___ Task material

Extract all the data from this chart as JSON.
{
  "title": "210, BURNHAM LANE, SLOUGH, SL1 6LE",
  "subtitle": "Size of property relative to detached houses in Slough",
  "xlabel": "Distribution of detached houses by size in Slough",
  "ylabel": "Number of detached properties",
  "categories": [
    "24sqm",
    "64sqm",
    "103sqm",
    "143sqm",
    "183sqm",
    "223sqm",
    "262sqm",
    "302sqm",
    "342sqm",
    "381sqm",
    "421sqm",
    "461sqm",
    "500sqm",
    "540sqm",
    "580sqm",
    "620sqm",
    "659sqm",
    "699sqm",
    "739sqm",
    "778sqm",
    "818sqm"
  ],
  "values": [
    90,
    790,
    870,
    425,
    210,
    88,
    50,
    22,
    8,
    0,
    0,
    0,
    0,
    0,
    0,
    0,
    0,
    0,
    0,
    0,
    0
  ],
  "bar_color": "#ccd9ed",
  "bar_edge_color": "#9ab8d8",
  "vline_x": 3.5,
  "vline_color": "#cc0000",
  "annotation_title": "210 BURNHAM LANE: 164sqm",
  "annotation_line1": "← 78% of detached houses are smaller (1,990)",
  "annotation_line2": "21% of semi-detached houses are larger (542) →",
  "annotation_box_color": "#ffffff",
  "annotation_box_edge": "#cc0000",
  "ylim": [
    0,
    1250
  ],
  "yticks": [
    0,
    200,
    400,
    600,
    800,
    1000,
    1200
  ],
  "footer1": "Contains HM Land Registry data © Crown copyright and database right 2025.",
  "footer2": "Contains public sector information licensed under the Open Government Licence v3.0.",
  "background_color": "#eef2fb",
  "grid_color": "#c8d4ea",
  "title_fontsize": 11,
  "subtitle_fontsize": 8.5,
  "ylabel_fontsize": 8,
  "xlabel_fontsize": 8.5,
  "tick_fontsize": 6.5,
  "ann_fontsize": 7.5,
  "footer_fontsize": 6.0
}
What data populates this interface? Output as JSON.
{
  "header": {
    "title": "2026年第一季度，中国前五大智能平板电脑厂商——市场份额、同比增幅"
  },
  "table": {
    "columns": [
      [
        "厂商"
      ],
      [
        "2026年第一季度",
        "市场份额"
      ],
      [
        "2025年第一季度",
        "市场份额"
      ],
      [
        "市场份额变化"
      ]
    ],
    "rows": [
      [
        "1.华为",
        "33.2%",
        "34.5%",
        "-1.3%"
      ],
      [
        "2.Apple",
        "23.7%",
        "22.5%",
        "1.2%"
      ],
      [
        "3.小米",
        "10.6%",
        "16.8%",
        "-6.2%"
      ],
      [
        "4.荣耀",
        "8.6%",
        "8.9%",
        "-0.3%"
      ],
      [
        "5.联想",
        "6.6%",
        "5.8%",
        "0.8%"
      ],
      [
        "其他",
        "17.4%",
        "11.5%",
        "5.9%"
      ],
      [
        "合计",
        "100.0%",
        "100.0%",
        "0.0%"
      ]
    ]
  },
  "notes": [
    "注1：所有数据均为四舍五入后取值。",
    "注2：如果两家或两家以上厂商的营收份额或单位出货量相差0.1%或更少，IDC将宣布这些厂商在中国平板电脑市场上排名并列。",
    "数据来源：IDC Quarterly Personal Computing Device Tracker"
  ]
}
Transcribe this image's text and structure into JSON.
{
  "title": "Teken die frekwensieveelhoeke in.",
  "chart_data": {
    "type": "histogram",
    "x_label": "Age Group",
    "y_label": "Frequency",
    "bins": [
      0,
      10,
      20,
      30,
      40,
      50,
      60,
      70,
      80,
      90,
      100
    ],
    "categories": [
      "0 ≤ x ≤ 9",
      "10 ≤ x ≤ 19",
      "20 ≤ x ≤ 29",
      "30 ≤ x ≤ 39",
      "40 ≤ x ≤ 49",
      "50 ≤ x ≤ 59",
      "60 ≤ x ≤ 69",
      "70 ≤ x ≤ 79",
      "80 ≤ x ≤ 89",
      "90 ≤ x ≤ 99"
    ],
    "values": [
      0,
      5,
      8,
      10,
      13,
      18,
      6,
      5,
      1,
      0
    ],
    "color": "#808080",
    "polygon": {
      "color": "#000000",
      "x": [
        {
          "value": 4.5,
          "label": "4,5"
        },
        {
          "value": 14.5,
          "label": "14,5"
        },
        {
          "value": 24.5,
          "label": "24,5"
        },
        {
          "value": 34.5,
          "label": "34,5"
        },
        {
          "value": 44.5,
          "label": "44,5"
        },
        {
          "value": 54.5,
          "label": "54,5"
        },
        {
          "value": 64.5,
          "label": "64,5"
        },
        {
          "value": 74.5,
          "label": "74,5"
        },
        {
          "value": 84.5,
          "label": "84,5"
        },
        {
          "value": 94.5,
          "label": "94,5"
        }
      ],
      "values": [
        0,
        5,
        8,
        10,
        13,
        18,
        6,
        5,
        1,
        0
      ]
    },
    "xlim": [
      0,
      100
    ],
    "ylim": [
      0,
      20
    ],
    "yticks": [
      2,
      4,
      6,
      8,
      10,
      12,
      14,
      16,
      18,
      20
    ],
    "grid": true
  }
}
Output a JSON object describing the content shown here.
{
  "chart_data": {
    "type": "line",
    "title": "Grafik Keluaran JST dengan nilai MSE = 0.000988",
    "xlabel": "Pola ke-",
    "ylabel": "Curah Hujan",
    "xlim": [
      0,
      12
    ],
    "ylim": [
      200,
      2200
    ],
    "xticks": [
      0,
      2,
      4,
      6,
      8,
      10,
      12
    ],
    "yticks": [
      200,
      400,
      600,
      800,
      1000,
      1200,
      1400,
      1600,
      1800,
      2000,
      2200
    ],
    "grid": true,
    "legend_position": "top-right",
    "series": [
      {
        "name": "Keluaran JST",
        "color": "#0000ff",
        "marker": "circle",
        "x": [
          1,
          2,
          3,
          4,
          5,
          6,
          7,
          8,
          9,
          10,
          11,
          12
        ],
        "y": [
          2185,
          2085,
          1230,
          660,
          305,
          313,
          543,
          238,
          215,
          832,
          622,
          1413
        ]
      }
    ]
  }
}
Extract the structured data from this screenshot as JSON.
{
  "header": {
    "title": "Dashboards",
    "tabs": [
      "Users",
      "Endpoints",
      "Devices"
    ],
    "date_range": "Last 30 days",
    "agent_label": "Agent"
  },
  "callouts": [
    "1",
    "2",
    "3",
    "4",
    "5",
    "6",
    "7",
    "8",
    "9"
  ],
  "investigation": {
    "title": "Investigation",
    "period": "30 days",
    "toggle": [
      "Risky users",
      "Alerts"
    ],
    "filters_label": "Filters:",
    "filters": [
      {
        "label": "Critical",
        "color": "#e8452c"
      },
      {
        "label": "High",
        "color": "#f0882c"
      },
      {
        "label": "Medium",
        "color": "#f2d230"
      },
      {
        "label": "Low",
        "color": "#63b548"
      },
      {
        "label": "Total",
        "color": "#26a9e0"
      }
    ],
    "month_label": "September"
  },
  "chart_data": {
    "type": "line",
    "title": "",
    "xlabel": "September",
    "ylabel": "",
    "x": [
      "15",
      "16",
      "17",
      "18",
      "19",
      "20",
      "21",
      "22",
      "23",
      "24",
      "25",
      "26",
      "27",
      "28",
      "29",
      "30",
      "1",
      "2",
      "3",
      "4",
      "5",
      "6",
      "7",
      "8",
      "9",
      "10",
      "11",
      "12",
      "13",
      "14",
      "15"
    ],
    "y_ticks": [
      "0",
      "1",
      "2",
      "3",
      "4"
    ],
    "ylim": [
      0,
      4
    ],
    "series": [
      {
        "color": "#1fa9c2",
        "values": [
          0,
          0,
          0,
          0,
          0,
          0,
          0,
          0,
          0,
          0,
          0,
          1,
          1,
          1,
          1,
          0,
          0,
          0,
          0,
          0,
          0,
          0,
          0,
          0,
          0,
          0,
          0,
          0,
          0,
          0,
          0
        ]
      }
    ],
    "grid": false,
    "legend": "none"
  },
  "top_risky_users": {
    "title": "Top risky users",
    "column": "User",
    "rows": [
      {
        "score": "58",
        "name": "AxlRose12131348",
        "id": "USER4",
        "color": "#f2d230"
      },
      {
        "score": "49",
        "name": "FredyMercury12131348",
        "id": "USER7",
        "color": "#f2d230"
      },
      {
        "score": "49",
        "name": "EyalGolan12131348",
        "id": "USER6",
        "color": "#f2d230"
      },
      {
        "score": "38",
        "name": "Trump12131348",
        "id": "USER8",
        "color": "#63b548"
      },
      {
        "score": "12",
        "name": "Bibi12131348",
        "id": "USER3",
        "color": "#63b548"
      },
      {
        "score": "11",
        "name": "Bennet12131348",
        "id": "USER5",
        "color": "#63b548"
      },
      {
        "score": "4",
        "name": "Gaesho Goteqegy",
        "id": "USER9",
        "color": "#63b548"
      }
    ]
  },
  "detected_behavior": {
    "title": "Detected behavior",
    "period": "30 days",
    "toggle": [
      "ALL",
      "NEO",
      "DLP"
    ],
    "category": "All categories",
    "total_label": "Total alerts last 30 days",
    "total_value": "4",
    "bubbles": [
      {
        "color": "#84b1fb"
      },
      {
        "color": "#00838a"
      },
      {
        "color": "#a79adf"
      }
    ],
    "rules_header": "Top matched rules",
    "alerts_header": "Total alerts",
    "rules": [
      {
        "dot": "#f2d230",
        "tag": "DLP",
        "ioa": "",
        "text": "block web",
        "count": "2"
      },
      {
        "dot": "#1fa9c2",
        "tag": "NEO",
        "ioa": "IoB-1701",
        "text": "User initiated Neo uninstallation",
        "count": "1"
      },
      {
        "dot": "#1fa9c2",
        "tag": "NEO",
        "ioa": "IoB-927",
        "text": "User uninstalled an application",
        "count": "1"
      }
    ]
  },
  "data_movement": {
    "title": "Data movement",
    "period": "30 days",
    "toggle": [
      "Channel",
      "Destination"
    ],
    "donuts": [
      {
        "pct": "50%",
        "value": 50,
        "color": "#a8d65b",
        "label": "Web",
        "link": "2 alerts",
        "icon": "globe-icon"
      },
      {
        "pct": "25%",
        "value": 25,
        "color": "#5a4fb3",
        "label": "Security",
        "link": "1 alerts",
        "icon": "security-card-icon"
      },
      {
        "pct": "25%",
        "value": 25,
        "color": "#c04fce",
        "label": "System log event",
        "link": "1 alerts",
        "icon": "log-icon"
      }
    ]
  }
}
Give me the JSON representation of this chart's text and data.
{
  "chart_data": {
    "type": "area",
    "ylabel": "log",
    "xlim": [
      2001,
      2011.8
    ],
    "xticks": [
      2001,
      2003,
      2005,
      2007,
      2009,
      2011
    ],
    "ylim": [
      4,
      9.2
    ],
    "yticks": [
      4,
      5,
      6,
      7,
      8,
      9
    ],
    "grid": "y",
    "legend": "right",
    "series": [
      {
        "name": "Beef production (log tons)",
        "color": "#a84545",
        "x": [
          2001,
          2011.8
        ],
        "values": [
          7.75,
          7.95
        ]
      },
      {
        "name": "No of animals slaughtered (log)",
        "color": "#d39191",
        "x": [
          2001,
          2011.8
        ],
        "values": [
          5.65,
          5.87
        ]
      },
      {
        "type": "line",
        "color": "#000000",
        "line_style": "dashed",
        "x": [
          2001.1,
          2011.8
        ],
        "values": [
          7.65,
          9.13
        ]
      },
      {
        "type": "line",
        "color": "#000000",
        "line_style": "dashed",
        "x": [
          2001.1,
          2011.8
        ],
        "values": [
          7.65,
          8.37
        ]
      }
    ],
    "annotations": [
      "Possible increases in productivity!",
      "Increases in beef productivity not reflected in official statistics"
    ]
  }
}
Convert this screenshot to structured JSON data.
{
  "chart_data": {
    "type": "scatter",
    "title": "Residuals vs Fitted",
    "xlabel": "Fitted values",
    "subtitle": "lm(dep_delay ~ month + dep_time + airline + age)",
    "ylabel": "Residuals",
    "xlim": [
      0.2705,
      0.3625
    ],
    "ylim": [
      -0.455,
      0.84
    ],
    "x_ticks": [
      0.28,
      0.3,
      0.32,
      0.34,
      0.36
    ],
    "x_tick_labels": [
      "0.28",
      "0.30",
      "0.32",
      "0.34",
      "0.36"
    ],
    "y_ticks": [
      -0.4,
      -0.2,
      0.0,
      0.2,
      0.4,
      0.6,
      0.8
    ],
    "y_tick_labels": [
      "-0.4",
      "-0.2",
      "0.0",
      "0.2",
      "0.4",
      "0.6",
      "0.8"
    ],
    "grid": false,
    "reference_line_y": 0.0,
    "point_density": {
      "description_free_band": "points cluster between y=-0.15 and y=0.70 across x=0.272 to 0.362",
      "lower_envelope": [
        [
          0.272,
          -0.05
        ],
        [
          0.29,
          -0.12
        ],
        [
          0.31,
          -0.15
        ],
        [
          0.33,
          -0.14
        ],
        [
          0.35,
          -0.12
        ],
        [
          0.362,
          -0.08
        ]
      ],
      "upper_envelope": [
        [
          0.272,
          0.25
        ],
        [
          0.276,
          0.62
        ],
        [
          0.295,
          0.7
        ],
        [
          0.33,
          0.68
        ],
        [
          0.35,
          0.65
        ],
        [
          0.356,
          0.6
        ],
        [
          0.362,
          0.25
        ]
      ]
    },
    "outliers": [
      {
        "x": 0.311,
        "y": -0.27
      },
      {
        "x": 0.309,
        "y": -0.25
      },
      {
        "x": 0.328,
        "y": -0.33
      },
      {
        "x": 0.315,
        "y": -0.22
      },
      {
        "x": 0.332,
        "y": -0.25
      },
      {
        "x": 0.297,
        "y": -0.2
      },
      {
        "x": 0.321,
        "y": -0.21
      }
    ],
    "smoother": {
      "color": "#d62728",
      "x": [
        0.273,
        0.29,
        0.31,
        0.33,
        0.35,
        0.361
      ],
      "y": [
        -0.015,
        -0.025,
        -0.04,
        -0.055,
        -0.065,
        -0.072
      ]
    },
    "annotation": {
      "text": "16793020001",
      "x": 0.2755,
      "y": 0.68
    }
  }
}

______

Problem description —
State how many lines of the listing hold the string "screenshot"; reply with the number and nothing else.

Solution —
2